=== EXCERPT TO READ ===

Mars

A Coupled Model Of Episodic Warming, Oxidation And Geochemical Transitions On Early Mars

By Keith Cowing
astro-ph.EP
March 11, 2021
Filed under
A Coupled Model Of Episodic Warming, Oxidation And Geochemical Transitions On Early Mars
Integrated duration of warm intervals as a function of H fluxes into the martian atmosphere. Colored lines show the integrated warm period from 4.1 Gya onwards (ensemble mean of 256 runs at each point) as a function of the average rate of reducing gas (H2) input to the atmosphere over the entire 4.5 Gy simulation interval. Colors indicate the assumed variability ratio u [specifically, the maximum possible input rate in a 0.1 My interval relative to the timevarying mean value ut]. The central bright lines show mean values, while the lighter shading indicates 1-a deviation from the ensemble mean. Results show that when source variability is high (cyan, blue and green lines), this strongly increases the total warm duration for physically reasonable average H input rates (see black vertical lines).

Reconciling the geology of Mars with models of atmospheric evolution remains a major challenge.

Martian geology is characterized by past evidence for episodic surface liquid water, and geochemistry indicating a slow and intermittent transition from wetter to drier and more oxidizing surface conditions. Here we present a new model incorporating randomized injection of reducing greenhouse gases and oxidation due to hydrogen escape, to investigate the conditions responsible for these diverse observations. We find that Mars could have transitioned repeatedly from reducing (H2-rich) to oxidizing (O2-rich) atmospheric conditions in its early history.

===

• _PROBLEM REQUIREMENTS_:
Could you write what comes next in the article on episodic warming and oxidation on early Mars, starting after its final sentence? The listing has no part in this work.

=== DATASET CONTENT ===

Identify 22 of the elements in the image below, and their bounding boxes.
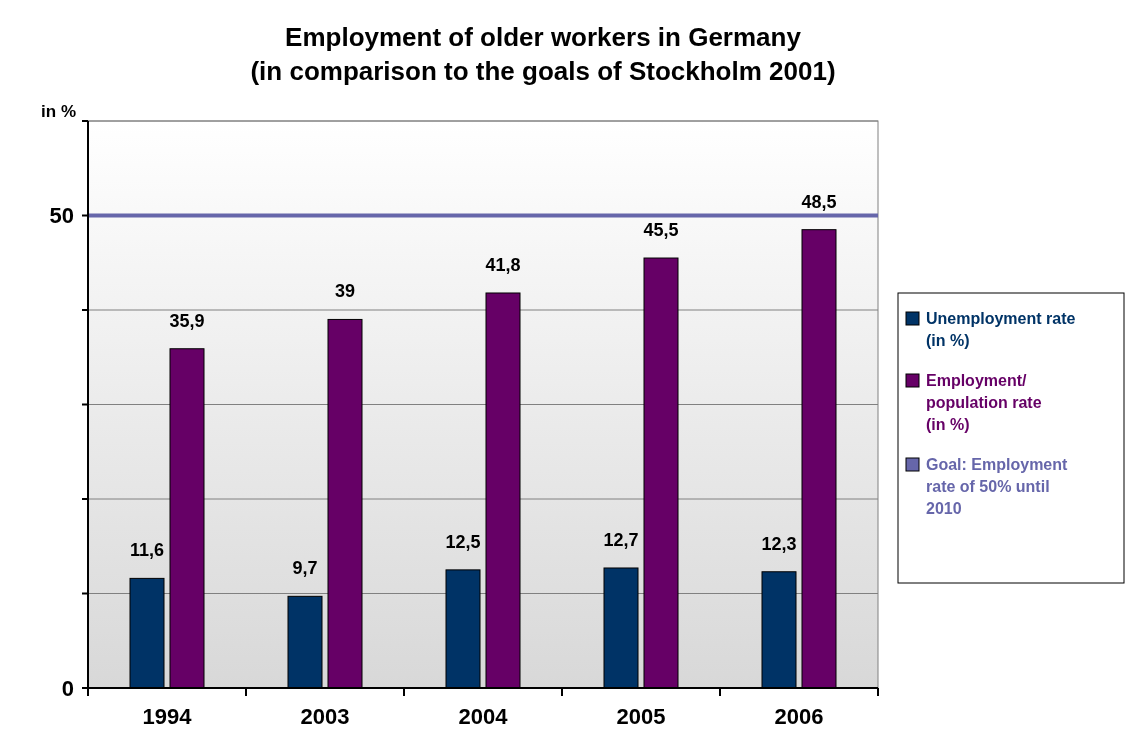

===

• _THE ANSWER_:
Our model predicts a generally cold early Mars, with mean annual temperatures below 240 K. If peak reducing gas release rates and background CO2 levels are high enough, it nonetheless exhibits episodic warm intervals sufficient to degrade crater walls, form valley networks and create other fluvial/lacustrine features. Our model also predicts transient buildup of atmospheric O2, which can help explain the occurrence of oxidized mineral species such as manganese oxides at Gale Crater.

We suggest that the apparent Noachian–Hesperian transition from phyllosilicate deposition to sulfate deposition around 3.5 billion years ago can be explained as a combined outcome of increasing planetary oxidation, decreasing groundwater availability and a waning bolide impactor flux, which dramatically slowed the remobilization and thermochemical destruction of surface sulfates. Ultimately, rapid and repeated variations in Mars’ early climate and surface chemistry would have presented both challenges and opportunities for any emergent microbial life.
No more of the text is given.